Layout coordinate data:

######

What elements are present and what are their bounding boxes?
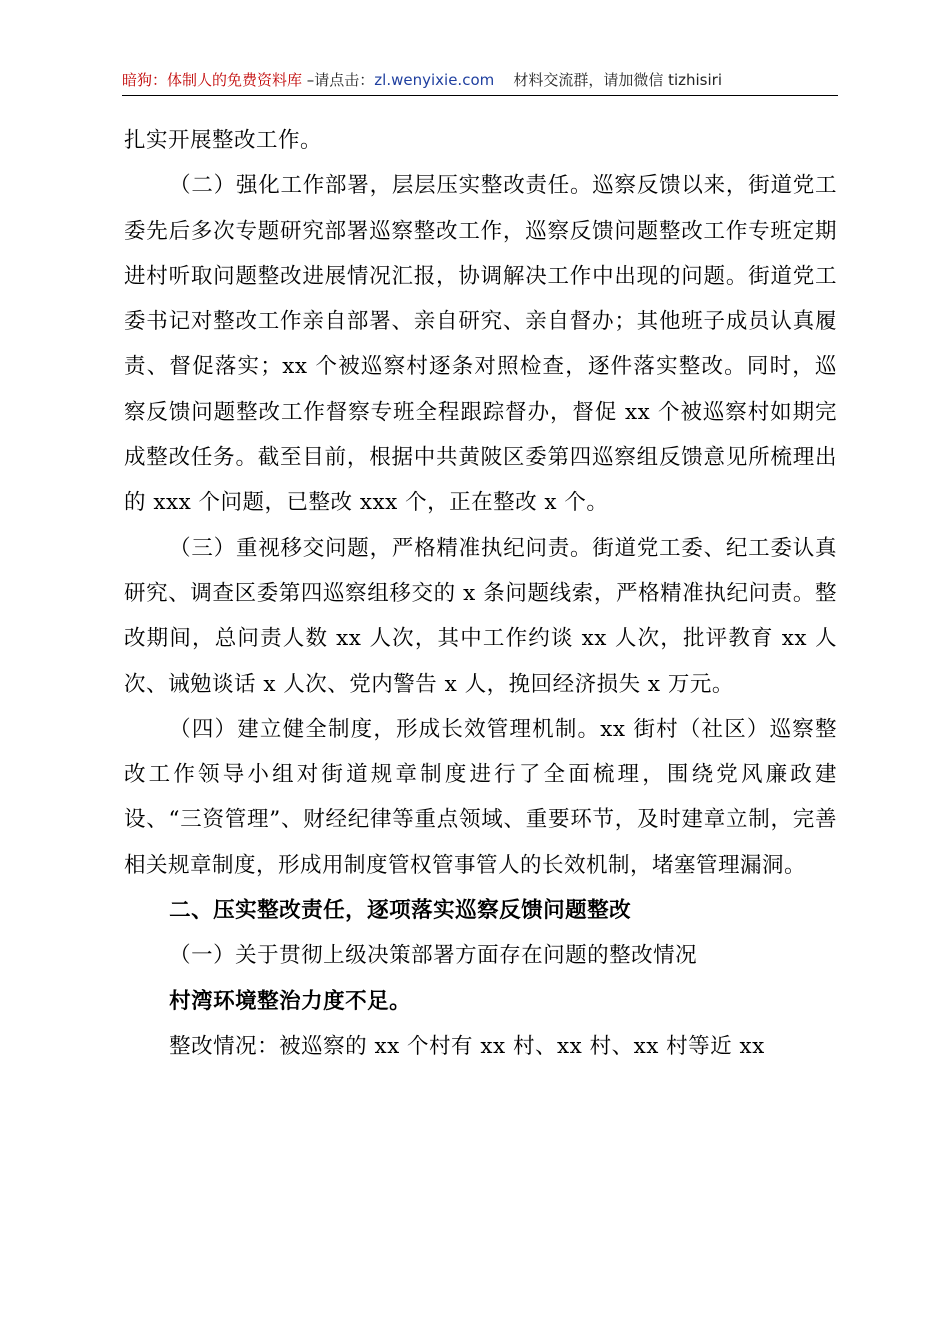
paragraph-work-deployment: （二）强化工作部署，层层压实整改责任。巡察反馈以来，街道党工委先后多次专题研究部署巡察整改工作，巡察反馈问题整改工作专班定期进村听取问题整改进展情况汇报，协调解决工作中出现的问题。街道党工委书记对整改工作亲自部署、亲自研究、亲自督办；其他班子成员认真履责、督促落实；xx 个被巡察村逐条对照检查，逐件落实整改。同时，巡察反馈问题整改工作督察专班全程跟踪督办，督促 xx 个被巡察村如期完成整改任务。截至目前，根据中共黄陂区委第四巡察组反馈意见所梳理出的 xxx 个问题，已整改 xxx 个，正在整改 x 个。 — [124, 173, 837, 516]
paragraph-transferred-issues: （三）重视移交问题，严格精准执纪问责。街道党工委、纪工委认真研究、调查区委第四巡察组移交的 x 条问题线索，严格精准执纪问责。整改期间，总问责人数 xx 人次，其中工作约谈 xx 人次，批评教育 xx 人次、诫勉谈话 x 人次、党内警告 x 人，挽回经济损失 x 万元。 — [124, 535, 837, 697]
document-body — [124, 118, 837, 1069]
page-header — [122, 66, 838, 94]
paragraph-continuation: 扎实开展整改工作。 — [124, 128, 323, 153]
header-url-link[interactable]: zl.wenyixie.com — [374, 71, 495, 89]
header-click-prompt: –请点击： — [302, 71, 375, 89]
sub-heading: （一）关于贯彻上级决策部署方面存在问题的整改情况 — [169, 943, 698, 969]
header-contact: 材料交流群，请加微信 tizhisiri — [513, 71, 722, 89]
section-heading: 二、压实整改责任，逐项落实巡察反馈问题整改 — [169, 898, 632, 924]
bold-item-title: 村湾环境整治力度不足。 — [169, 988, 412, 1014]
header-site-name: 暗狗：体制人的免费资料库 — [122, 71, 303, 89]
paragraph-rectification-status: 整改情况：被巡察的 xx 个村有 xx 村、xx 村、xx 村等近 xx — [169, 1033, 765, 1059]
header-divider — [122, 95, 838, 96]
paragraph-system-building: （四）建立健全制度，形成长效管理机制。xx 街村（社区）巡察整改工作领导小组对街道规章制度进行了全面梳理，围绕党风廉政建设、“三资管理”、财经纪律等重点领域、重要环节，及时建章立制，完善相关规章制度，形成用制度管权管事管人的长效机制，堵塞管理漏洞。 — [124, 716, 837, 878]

######

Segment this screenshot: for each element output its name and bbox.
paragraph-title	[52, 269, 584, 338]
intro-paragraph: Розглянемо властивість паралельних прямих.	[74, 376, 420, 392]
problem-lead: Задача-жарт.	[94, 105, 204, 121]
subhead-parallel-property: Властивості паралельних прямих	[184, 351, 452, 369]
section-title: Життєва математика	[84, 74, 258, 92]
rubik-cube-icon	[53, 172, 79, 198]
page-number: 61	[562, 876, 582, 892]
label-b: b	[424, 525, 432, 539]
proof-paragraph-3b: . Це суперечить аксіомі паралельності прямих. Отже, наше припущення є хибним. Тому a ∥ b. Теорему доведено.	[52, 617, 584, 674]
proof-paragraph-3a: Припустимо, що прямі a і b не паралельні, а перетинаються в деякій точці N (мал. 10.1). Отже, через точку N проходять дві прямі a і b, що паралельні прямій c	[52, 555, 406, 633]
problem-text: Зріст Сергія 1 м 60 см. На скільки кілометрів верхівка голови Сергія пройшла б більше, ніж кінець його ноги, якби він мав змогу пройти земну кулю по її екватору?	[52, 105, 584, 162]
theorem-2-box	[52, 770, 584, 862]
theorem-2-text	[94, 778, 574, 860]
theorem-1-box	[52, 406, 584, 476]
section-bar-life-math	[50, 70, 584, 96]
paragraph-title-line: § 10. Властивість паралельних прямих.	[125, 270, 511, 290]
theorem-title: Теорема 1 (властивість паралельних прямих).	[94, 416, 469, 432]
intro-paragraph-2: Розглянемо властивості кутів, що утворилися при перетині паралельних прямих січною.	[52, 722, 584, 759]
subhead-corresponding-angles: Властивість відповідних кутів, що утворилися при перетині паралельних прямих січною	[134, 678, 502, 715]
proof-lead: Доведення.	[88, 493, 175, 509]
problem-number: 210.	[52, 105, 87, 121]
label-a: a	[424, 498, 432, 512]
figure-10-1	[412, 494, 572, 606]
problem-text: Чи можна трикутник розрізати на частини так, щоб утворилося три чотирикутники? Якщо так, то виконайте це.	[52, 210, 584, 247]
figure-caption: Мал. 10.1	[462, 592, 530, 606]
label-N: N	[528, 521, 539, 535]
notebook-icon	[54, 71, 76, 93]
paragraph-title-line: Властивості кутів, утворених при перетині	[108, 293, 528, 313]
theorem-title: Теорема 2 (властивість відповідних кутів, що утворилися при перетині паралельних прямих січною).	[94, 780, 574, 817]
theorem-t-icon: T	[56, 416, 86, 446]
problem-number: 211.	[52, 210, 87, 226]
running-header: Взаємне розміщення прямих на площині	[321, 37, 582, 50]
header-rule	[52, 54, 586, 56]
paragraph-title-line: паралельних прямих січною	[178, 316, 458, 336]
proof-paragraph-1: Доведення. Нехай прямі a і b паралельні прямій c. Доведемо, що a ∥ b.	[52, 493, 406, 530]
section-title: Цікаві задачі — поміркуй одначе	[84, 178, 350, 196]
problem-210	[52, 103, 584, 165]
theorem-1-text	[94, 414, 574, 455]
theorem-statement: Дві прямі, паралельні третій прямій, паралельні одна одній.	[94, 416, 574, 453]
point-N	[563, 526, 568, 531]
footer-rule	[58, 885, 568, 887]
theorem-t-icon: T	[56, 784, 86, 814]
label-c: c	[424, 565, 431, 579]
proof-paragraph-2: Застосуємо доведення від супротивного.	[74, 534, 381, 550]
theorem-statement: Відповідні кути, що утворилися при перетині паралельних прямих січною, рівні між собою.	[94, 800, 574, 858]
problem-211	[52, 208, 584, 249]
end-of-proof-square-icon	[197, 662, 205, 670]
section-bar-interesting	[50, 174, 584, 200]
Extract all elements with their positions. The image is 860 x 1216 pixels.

######

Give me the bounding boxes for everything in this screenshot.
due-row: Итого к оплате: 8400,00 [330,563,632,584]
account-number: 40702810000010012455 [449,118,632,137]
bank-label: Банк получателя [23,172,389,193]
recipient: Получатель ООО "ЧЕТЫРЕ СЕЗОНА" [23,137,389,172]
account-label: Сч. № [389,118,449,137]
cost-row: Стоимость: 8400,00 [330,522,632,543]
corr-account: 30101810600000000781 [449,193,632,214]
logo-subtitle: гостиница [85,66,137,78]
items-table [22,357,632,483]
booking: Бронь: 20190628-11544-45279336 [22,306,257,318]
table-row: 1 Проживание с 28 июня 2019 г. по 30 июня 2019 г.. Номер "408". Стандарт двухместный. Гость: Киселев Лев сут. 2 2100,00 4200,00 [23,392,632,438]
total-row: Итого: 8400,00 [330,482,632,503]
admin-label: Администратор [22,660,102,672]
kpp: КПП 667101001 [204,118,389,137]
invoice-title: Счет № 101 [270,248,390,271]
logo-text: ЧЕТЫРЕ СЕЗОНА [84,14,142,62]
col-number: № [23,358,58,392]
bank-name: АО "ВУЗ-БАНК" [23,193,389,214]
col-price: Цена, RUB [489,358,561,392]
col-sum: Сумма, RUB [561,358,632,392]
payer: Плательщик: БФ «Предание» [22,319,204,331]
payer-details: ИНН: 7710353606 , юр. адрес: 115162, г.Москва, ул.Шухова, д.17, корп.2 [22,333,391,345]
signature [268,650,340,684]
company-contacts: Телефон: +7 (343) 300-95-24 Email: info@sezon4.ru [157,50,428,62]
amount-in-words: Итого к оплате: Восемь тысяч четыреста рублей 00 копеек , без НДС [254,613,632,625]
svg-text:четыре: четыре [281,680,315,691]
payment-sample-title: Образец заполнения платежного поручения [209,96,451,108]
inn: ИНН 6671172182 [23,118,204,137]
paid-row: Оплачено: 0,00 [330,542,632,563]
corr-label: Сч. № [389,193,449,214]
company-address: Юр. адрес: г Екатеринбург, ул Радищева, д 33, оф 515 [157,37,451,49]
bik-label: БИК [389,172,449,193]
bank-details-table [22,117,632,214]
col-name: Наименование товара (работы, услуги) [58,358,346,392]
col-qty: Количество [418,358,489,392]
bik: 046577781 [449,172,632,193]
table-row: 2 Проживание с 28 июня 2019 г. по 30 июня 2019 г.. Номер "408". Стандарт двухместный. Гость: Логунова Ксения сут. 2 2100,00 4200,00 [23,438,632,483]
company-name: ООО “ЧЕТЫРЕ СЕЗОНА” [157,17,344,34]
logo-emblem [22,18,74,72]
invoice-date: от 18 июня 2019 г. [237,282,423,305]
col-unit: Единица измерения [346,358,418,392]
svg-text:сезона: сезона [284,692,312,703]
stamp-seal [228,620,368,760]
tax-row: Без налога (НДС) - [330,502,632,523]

######

Given exercise:
Starting at the item line that contains "Segment this screenshot: for" and ending with the one that contains "subhead-parallel-property: Властивості паралельних", rewrite those lines with "Задача-жарт" changed to "Задача-головоломка", keeping everything else as it is.

Finished exercise:
Segment this screenshot: for each element output its name and bbox.
paragraph-title	[52, 269, 584, 338]
intro-paragraph: Розглянемо властивість паралельних прямих.	[74, 376, 420, 392]
problem-lead: Задача-головоломка.	[94, 105, 204, 121]
subhead-parallel-property: Властивості паралельних прямих	[184, 351, 452, 369]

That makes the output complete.